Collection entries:
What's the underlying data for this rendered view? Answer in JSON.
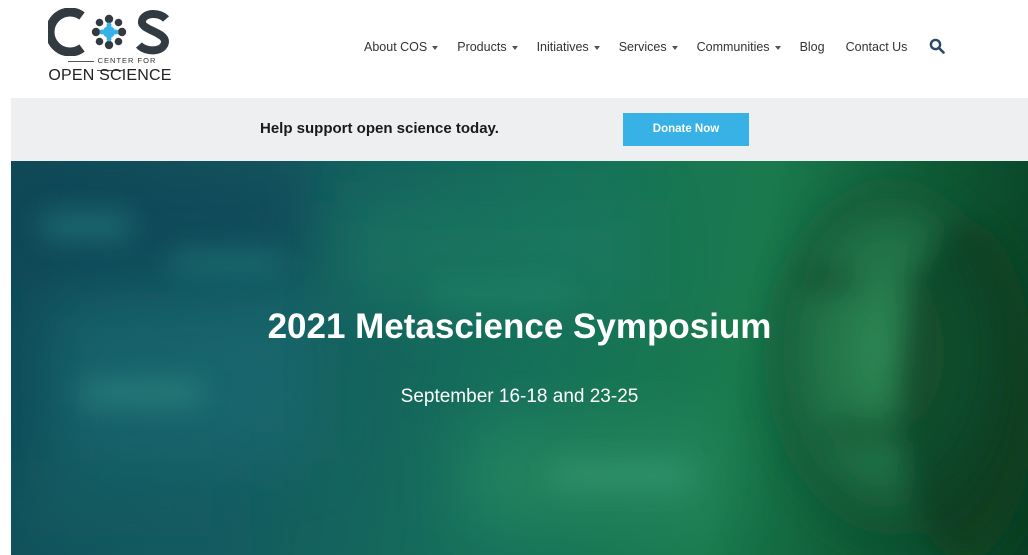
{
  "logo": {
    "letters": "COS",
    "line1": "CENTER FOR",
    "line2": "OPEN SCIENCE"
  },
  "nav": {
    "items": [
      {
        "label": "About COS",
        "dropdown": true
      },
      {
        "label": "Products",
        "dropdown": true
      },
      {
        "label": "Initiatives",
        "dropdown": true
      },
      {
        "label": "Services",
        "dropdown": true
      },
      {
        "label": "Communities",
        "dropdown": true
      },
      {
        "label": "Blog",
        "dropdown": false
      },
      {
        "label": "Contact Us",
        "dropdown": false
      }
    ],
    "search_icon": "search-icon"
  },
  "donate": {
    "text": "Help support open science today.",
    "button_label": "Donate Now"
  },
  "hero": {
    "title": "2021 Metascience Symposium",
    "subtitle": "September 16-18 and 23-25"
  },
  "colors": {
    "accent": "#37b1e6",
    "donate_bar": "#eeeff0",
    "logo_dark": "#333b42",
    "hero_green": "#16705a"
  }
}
---
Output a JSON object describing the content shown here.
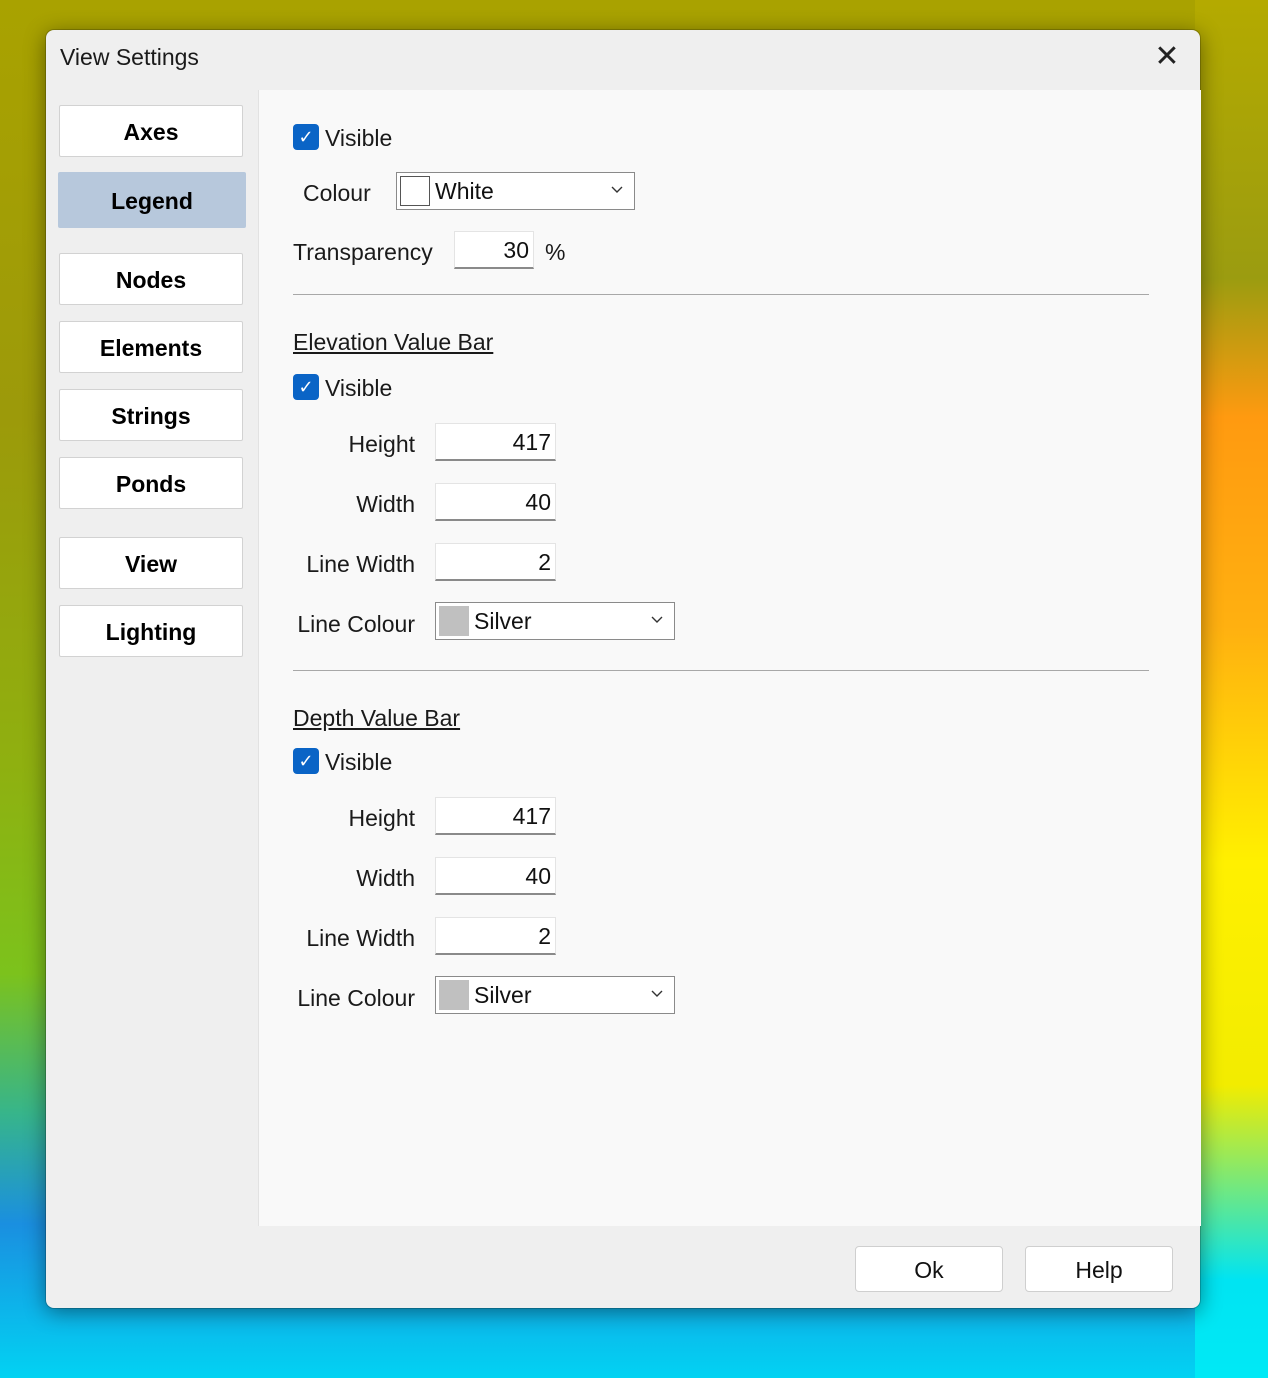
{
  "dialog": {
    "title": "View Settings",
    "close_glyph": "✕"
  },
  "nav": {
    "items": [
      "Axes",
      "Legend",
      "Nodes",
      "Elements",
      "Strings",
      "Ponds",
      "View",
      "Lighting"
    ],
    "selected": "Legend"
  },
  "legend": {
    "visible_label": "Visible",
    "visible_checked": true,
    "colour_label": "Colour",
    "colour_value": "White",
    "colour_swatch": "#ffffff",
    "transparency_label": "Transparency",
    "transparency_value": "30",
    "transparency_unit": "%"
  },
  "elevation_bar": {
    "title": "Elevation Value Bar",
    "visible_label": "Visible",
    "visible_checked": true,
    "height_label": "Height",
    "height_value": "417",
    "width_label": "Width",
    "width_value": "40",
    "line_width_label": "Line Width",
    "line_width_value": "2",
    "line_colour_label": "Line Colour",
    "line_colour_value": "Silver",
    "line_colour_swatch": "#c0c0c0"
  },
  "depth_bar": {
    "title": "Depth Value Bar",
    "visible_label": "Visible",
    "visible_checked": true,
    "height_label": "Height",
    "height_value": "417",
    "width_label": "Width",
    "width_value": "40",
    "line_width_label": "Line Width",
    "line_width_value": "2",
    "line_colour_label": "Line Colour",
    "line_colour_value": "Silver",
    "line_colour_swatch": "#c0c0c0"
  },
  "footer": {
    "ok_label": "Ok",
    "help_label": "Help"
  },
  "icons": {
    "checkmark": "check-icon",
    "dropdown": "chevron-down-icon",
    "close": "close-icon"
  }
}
---
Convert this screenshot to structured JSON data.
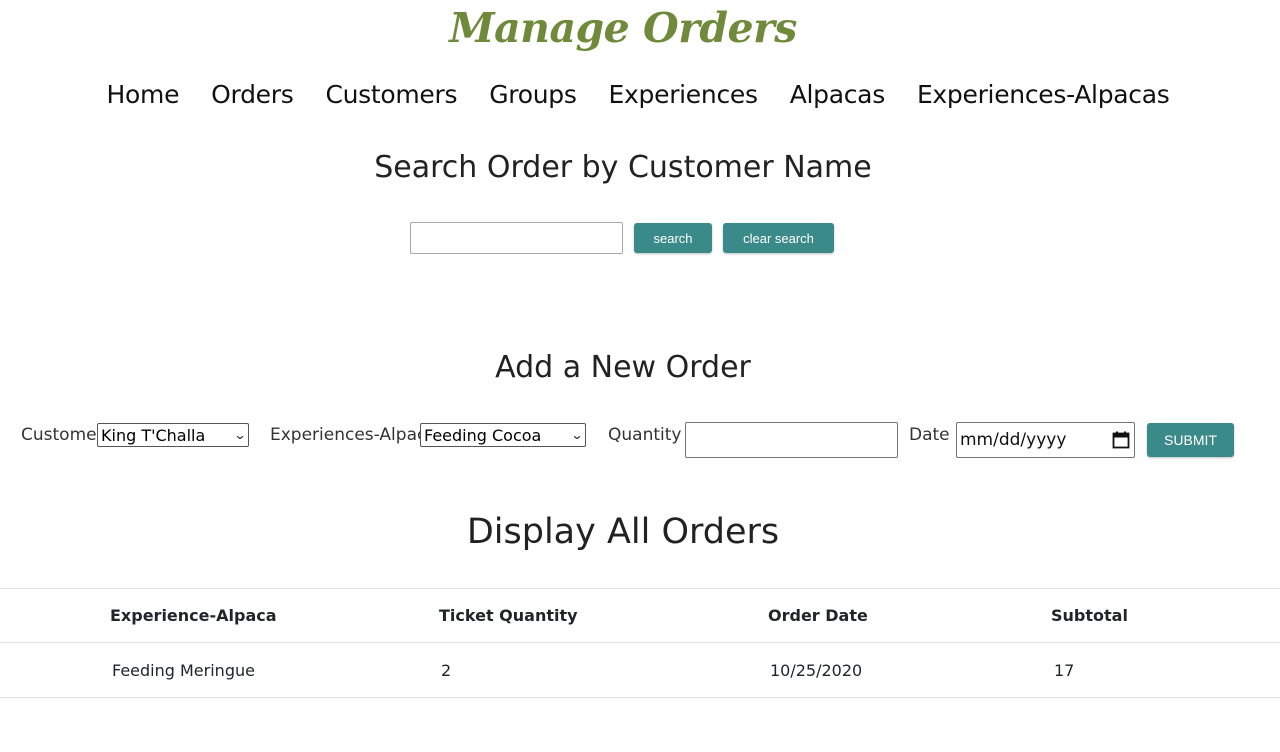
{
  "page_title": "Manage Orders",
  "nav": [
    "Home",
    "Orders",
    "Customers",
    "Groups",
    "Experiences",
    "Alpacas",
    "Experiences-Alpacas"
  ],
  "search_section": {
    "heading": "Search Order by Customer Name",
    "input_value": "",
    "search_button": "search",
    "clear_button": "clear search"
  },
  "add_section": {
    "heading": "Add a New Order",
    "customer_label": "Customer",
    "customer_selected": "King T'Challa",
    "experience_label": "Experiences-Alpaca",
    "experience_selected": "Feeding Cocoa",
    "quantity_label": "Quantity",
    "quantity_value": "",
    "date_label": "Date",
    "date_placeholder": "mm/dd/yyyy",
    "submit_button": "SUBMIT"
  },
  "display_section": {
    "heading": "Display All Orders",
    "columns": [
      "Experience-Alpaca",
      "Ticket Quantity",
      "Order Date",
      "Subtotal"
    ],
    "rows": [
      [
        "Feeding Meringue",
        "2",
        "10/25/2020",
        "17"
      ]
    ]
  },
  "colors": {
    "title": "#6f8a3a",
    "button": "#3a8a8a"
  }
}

GOAL:
Every line above that contains the word "this" should be reported.

COMPLETED EXERCISE:
What's the underlying data for this rendered view? Answer in JSON.
Convert this screenshot to structured JSON data.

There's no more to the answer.